=== Work to be completed ===
Filter the entries and keep only the lines where the string "bitbank" appears.

=== Recorded data ===
## BEGIN

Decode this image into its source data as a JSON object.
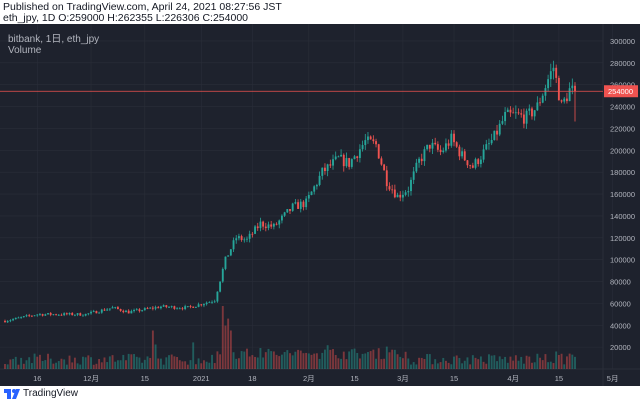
{
  "header": {
    "published": "Published on TradingView.com, April 24, 2021 08:27:56 JST",
    "symbol_line": "eth_jpy, 1D O:259000 H:262355 L:226306 C:254000"
  },
  "legend": {
    "main": "bitbank, 1日, eth_jpy",
    "volume": "Volume"
  },
  "footer": {
    "brand": "TradingView"
  },
  "colors": {
    "up": "#26a69a",
    "down": "#ef5350",
    "bg": "#1e222d",
    "grid": "#2a2e39",
    "text": "#b2b5be"
  },
  "chart_data": {
    "type": "candlestick",
    "title": "bitbank, 1日, eth_jpy",
    "symbol": "eth_jpy",
    "interval": "1日",
    "ylim": [
      0,
      310000
    ],
    "yticks": [
      20000,
      40000,
      60000,
      80000,
      100000,
      120000,
      140000,
      160000,
      180000,
      200000,
      220000,
      240000,
      260000,
      280000,
      300000
    ],
    "ytick_labels": [
      "20000",
      "40000",
      "60000",
      "80000",
      "100000",
      "120000",
      "140000",
      "160000",
      "180000",
      "200000",
      "220000",
      "240000",
      "260000",
      "280000",
      "300000"
    ],
    "xtick_labels": [
      "16",
      "12月",
      "15",
      "2021",
      "18",
      "2月",
      "15",
      "3月",
      "15",
      "4月",
      "15",
      "5月"
    ],
    "last_price": 254000,
    "last_price_label": "254000",
    "ohlc_last": {
      "open": 259000,
      "high": 262355,
      "low": 226306,
      "close": 254000
    },
    "price_path": [
      [
        0,
        44000
      ],
      [
        12,
        50000
      ],
      [
        30,
        50000
      ],
      [
        40,
        56000
      ],
      [
        46,
        52000
      ],
      [
        58,
        57000
      ],
      [
        68,
        56000
      ],
      [
        78,
        63000
      ],
      [
        82,
        100000
      ],
      [
        86,
        120000
      ],
      [
        90,
        118000
      ],
      [
        95,
        133000
      ],
      [
        100,
        130000
      ],
      [
        107,
        148000
      ],
      [
        112,
        152000
      ],
      [
        118,
        180000
      ],
      [
        124,
        192000
      ],
      [
        128,
        188000
      ],
      [
        134,
        208000
      ],
      [
        138,
        205000
      ],
      [
        142,
        172000
      ],
      [
        146,
        158000
      ],
      [
        150,
        165000
      ],
      [
        154,
        190000
      ],
      [
        158,
        205000
      ],
      [
        162,
        198000
      ],
      [
        166,
        210000
      ],
      [
        170,
        195000
      ],
      [
        174,
        185000
      ],
      [
        178,
        198000
      ],
      [
        182,
        212000
      ],
      [
        186,
        231000
      ],
      [
        190,
        232000
      ],
      [
        194,
        230000
      ],
      [
        198,
        240000
      ],
      [
        202,
        265000
      ],
      [
        204,
        276000
      ],
      [
        207,
        240000
      ],
      [
        210,
        255000
      ],
      [
        212,
        254000
      ]
    ],
    "count": 213,
    "volume": {
      "name": "Volume",
      "max": 1.0,
      "highlights": [
        [
          81,
          0.9
        ],
        [
          82,
          0.62
        ],
        [
          83,
          0.72
        ],
        [
          84,
          0.55
        ],
        [
          55,
          0.55
        ],
        [
          56,
          0.35
        ],
        [
          70,
          0.38
        ],
        [
          95,
          0.3
        ],
        [
          120,
          0.34
        ],
        [
          142,
          0.32
        ],
        [
          205,
          0.25
        ],
        [
          206,
          0.2
        ],
        [
          209,
          0.18
        ],
        [
          210,
          0.22
        ]
      ]
    }
  }
}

## END

=== Output for this task ===
    "main": "bitbank, 1日, eth_jpy",
    "title": "bitbank, 1日, eth_jpy",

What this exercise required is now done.